Stored data:

::::::

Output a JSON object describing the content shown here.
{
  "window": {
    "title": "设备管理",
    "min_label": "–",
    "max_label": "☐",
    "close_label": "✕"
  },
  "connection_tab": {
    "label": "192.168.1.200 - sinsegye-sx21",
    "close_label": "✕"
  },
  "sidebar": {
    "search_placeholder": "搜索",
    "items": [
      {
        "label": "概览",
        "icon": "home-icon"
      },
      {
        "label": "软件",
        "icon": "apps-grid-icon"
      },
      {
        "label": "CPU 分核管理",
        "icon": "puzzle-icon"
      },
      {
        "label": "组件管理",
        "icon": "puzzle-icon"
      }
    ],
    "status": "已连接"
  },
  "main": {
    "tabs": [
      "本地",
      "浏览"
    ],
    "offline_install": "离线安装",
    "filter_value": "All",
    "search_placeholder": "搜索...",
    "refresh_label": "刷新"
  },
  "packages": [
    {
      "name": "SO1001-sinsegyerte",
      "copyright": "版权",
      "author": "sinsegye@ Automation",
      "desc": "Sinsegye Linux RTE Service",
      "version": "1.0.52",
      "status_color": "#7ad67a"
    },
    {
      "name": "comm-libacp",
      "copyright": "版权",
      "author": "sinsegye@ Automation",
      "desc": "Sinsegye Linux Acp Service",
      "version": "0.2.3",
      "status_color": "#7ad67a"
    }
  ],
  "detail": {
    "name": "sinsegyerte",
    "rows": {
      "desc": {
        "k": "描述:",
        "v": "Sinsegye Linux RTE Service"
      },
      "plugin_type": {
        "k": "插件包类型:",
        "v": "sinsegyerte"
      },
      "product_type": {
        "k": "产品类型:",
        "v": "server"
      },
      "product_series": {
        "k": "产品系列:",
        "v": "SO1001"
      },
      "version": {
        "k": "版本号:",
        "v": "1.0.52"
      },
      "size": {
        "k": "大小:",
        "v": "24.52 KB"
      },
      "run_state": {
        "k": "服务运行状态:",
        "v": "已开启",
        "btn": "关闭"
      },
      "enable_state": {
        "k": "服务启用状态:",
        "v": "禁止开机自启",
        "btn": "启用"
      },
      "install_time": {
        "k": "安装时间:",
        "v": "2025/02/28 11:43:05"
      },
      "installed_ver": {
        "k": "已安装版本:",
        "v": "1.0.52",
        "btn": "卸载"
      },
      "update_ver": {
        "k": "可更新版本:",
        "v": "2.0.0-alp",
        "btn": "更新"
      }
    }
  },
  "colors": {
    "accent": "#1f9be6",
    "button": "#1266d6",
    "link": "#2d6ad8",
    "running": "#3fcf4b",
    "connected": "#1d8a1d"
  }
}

::::::

Scan the listing above for the word "Service" and copy every line that holds it.

      "desc": "Sinsegye Linux RTE Service",
      "desc": "Sinsegye Linux Acp Service",
        "v": "Sinsegye Linux RTE Service"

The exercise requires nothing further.